• [INSTRUCTION] Produce an exact transcription of the listing below, omitting the pictures.

* Start STORED RECORDS *

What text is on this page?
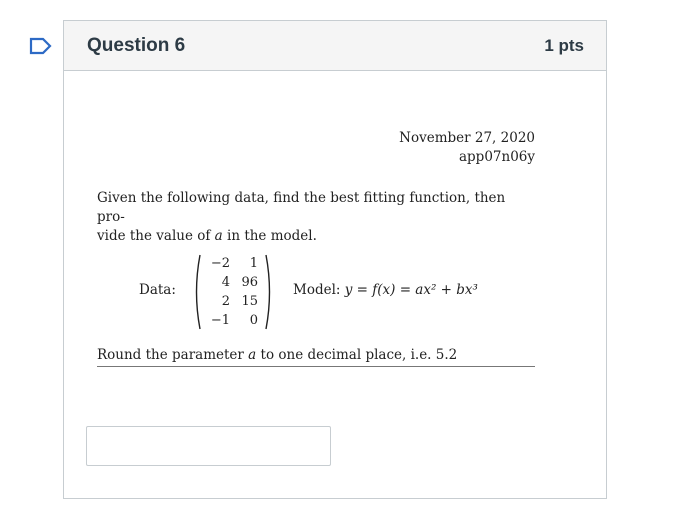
Question 6	1 pts
November 27, 2020
app07n06y
Given the following data, find the best fitting function, then pro-
vide the value of a in the model.
Data:
−2	1
4 96
2 15
−1	0
Model: y = f(x) = ax² + bx³
Round the parameter a to one decimal place, i.e. 5.2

* End STORED RECORDS *

• [TASK RESULT]
What text is on this page?
Question 6	1 pts
November 27, 2020
app07n06y
Given the following data, find the best fitting function, then pro-
vide the value of a in the model.
Data:
−2	1
4 96
2 15
−1	0
Model: y = f(x) = ax² + bx³
Round the parameter a to one decimal place, i.e. 5.2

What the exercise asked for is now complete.